THE REQUEST: Please say how many lines of the listing hold "письменной", with no other words in the answer.

RECORDS TO PROCESS:
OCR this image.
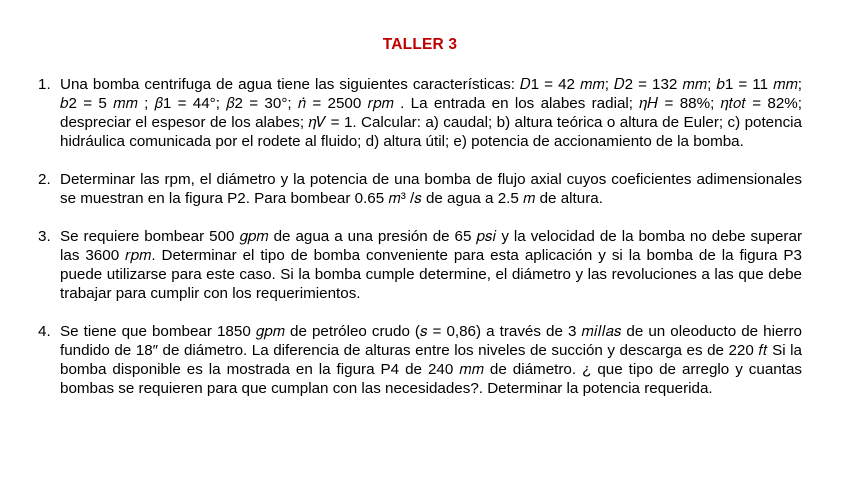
TALLER 3
1. Una bomba centrifuga de agua tiene las siguientes características: 𝐷1 = 42 𝑚𝑚; 𝐷2 = 132 𝑚𝑚; 𝑏1 = 11 𝑚𝑚; 𝑏2 = 5 𝑚𝑚 ; 𝛽1 = 44°; 𝛽2 = 30°; 𝑛̇ = 2500 𝑟𝑝𝑚 . La entrada en los alabes radial; 𝜂𝐻 = 88%; 𝜂𝑡𝑜𝑡 = 82%; despreciar el espesor de los alabes; 𝜂𝑉 = 1. Calcular: a) caudal; b) altura teórica o altura de Euler; c) potencia hidráulica comunicada por el rodete al fluido; d) altura útil; e) potencia de accionamiento de la bomba.
2. Determinar las rpm, el diámetro y la potencia de una bomba de flujo axial cuyos coeficientes adimensionales se muestran en la figura P2. Para bombear 0.65 𝑚³ /𝑠 de agua a 2.5 𝑚 de altura.
3. Se requiere bombear 500 𝑔𝑝𝑚 de agua a una presión de 65 𝑝𝑠𝑖 y la velocidad de la bomba no debe superar las 3600 𝑟𝑝𝑚. Determinar el tipo de bomba conveniente para esta aplicación y si la bomba de la figura P3 puede utilizarse para este caso. Si la bomba cumple determine, el diámetro y las revoluciones a las que debe trabajar para cumplir con los requerimientos.
4. Se tiene que bombear 1850 𝑔𝑝𝑚 de petróleo crudo (𝑠 = 0,86) a través de 3 𝑚𝑖𝑙𝑙𝑎𝑠 de un oleoducto de hierro fundido de 18″ de diámetro. La diferencia de alturas entre los niveles de succión y descarga es de 220 𝑓𝑡 Si la bomba disponible es la mostrada en la figura P4 de 240 𝑚𝑚 de diámetro. ¿ que tipo de arreglo y cuantas bombas se requieren para que cumplan con las necesidades?. Determinar la potencia requerida.
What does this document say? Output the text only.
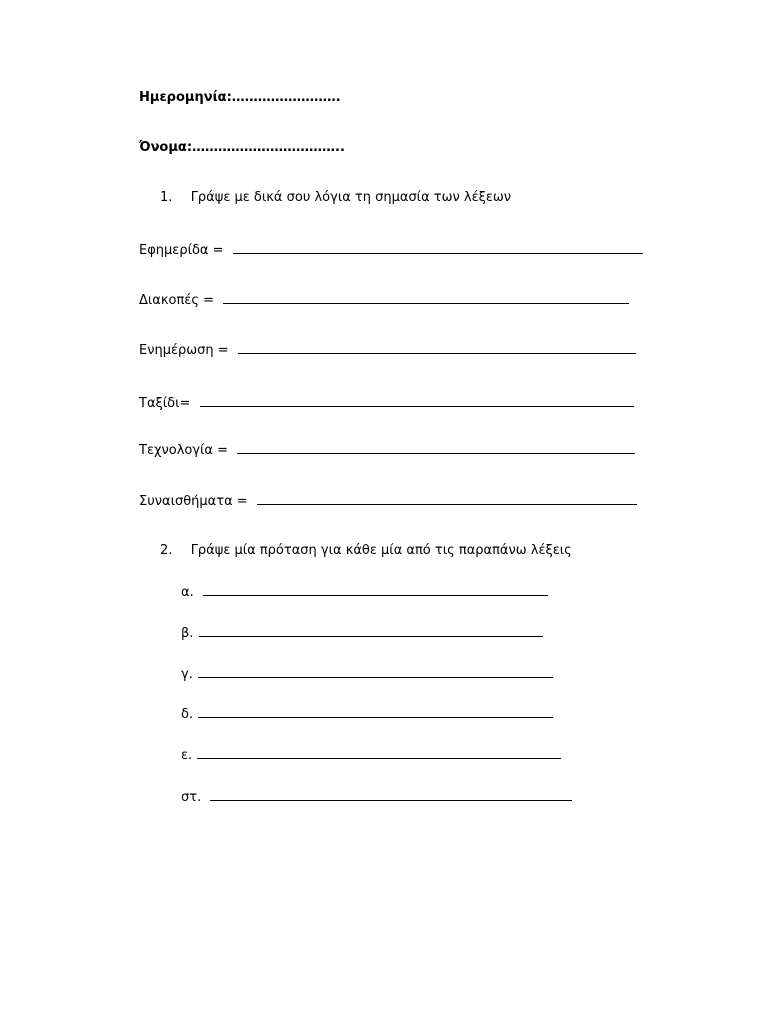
Ημερομηνία:…………………….
Όνομα:……………………………..
1. Γράψε με δικά σου λόγια τη σημασία των λέξεων
Εφημερίδα =
Διακοπές =
Ενημέρωση =
Ταξίδι=
Τεχνολογία =
Συναισθήματα =
2. Γράψε μία πρόταση για κάθε μία από τις παραπάνω λέξεις
α.
β.
γ.
δ.
ε.
στ.
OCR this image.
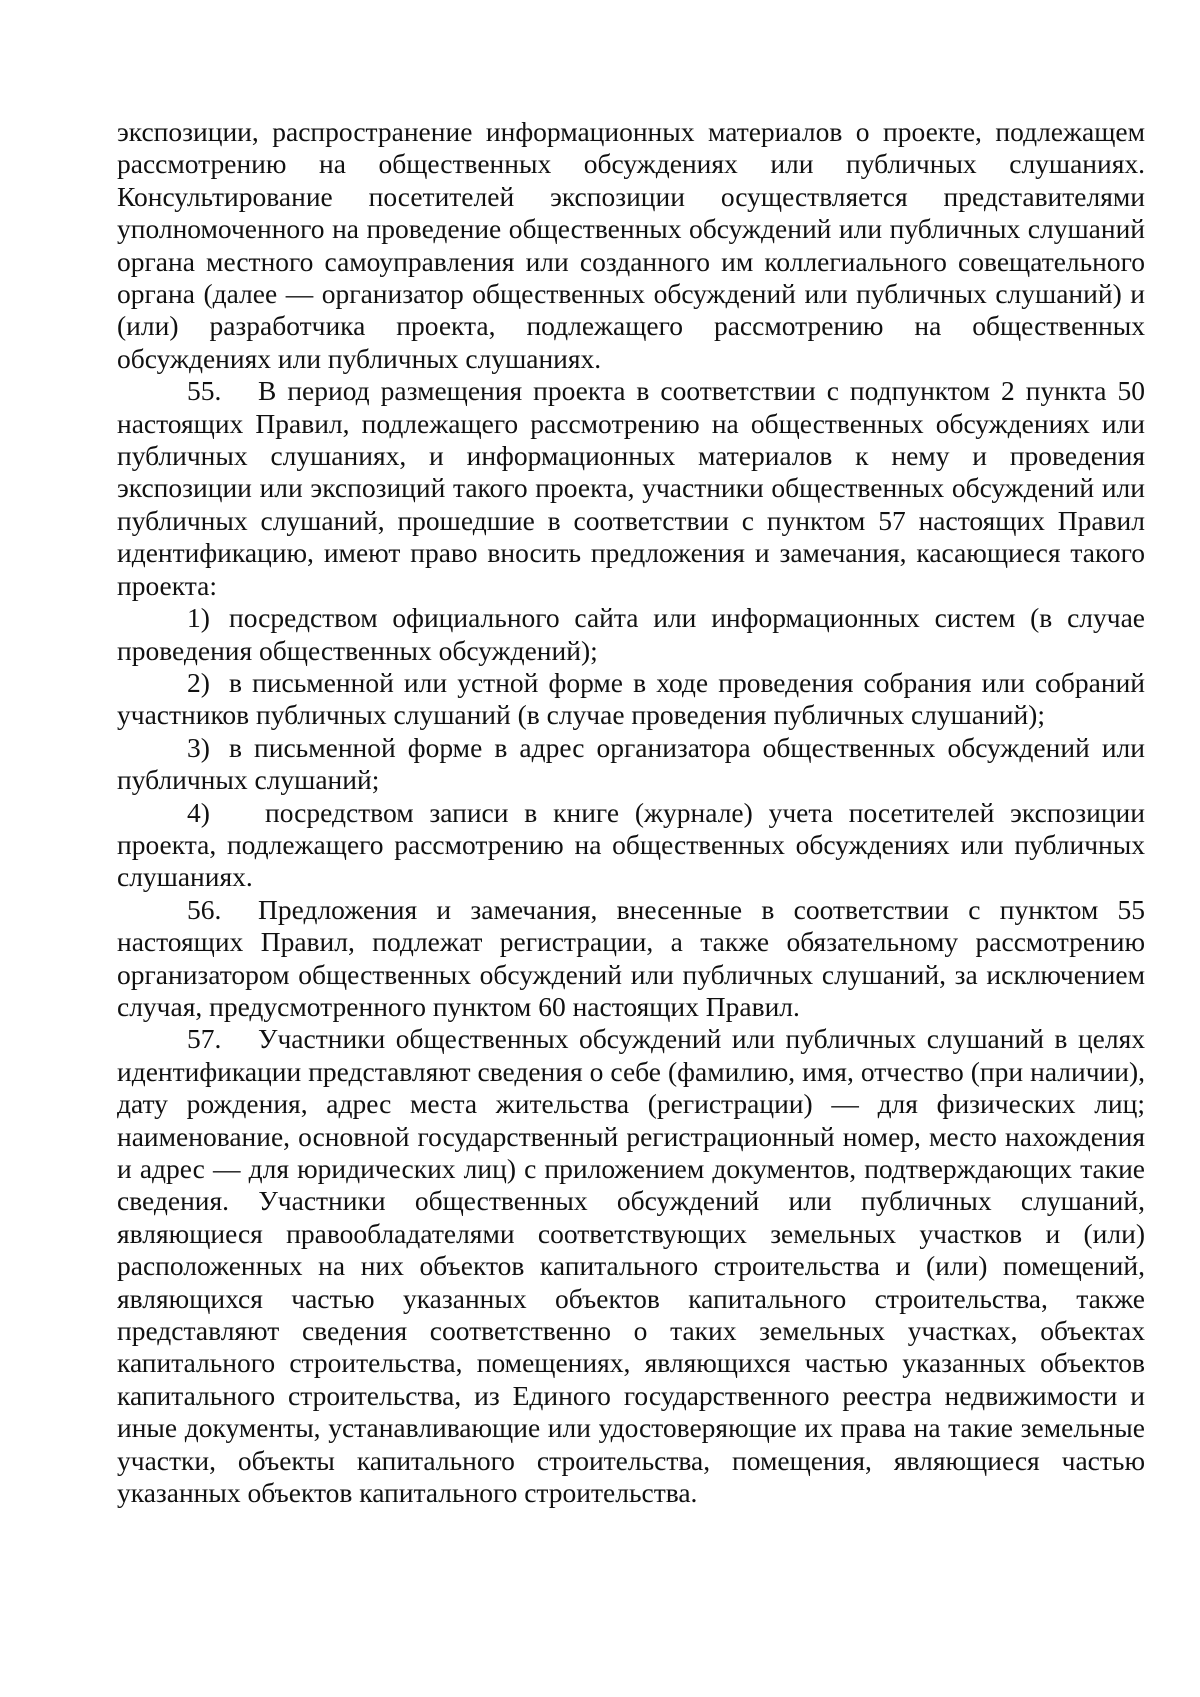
экспозиции, распространение информационных материалов о проекте, подлежащем рассмотрению на общественных обсуждениях или публичных слушаниях. Консультирование посетителей экспозиции осуществляется представителями уполномоченного на проведение общественных обсуждений или публичных слушаний органа местного самоуправления или созданного им коллегиального совещательного органа (далее — организатор общественных обсуждений или публичных слушаний) и (или) разработчика проекта, подлежащего рассмотрению на общественных обсуждениях или публичных слушаниях.

55. В период размещения проекта в соответствии с подпунктом 2 пункта 50 настоящих Правил, подлежащего рассмотрению на общественных обсуждениях или публичных слушаниях, и информационных материалов к нему и проведения экспозиции или экспозиций такого проекта, участники общественных обсуждений или публичных слушаний, прошедшие в соответствии с пунктом 57 настоящих Правил идентификацию, имеют право вносить предложения и замечания, касающиеся такого проекта:

1) посредством официального сайта или информационных систем (в случае проведения общественных обсуждений);

2) в письменной или устной форме в ходе проведения собрания или собраний участников публичных слушаний (в случае проведения публичных слушаний);

3) в письменной форме в адрес организатора общественных обсуждений или публичных слушаний;

4) посредством записи в книге (журнале) учета посетителей экспозиции проекта, подлежащего рассмотрению на общественных обсуждениях или публичных слушаниях.

56. Предложения и замечания, внесенные в соответствии с пунктом 55 настоящих Правил, подлежат регистрации, а также обязательному рассмотрению организатором общественных обсуждений или публичных слушаний, за исключением случая, предусмотренного пунктом 60 настоящих Правил.

57. Участники общественных обсуждений или публичных слушаний в целях идентификации представляют сведения о себе (фамилию, имя, отчество (при наличии), дату рождения, адрес места жительства (регистрации) — для физических лиц; наименование, основной государственный регистрационный номер, место нахождения и адрес — для юридических лиц) с приложением документов, подтверждающих такие сведения. Участники общественных обсуждений или публичных слушаний, являющиеся правообладателями соответствующих земельных участков и (или) расположенных на них объектов капитального строительства и (или) помещений, являющихся частью указанных объектов капитального строительства, также представляют сведения соответственно о таких земельных участках, объектах капитального строительства, помещениях, являющихся частью указанных объектов капитального строительства, из Единого государственного реестра недвижимости и иные документы, устанавливающие или удостоверяющие их права на такие земельные участки, объекты капитального строительства, помещения, являющиеся частью указанных объектов капитального строительства.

THE RESULT: 2